____ Material shown
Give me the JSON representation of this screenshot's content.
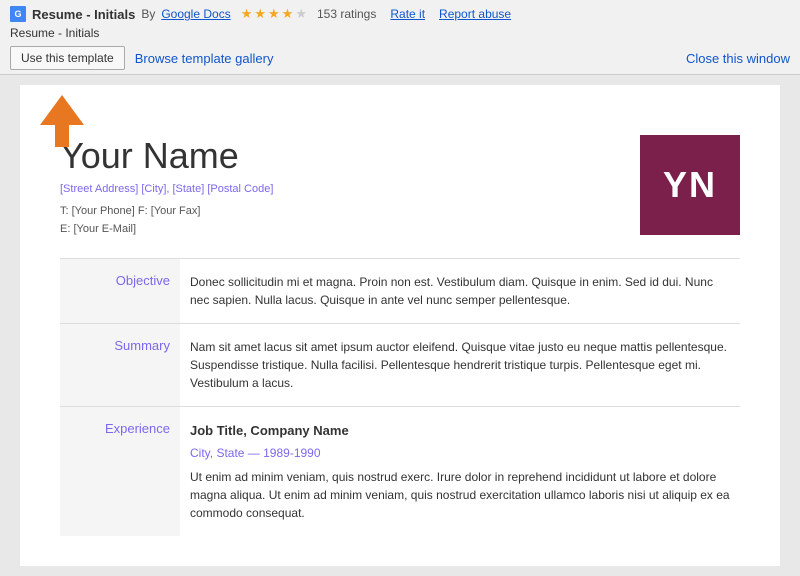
{
  "header": {
    "doc_icon_label": "G",
    "doc_title": "Resume - Initials",
    "by_label": "By",
    "author": "Google Docs",
    "ratings_count": "153 ratings",
    "rate_label": "Rate it",
    "report_label": "Report abuse",
    "subtitle": "Resume - Initials",
    "use_template_label": "Use this template",
    "browse_label": "Browse template gallery",
    "close_label": "Close this window"
  },
  "stars": {
    "filled": 4,
    "empty": 1
  },
  "preview": {
    "your_name": "Your Name",
    "address": "[Street Address] [City], [State] [Postal Code]",
    "phone_line": "T: [Your Phone]  F: [Your Fax]",
    "email_line": "E: [Your E-Mail]",
    "initials": "YN",
    "sections": [
      {
        "label": "Objective",
        "content": "Donec sollicitudin mi et magna. Proin non est. Vestibulum diam. Quisque in enim. Sed id dui. Nunc nec sapien. Nulla lacus. Quisque in ante vel nunc semper pellentesque.",
        "type": "text"
      },
      {
        "label": "Summary",
        "content": "Nam sit amet lacus sit amet ipsum auctor eleifend. Quisque vitae justo eu neque mattis pellentesque. Suspendisse tristique. Nulla facilisi. Pellentesque hendrerit tristique turpis. Pellentesque eget mi. Vestibulum a lacus.",
        "type": "text"
      },
      {
        "label": "Experience",
        "job_title": "Job Title, Company Name",
        "job_subtitle": "City, State — 1989-1990",
        "content": "Ut enim ad minim veniam, quis nostrud exerc. Irure dolor in reprehend incididunt ut labore et dolore magna aliqua. Ut enim ad minim veniam, quis nostrud exercitation ullamco laboris nisi ut aliquip ex ea commodo consequat.",
        "type": "job"
      }
    ]
  }
}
________
## Exercise prompt
Tally the lines above containing "Vestibulum". Answer with the count only.

## Answer for the task
2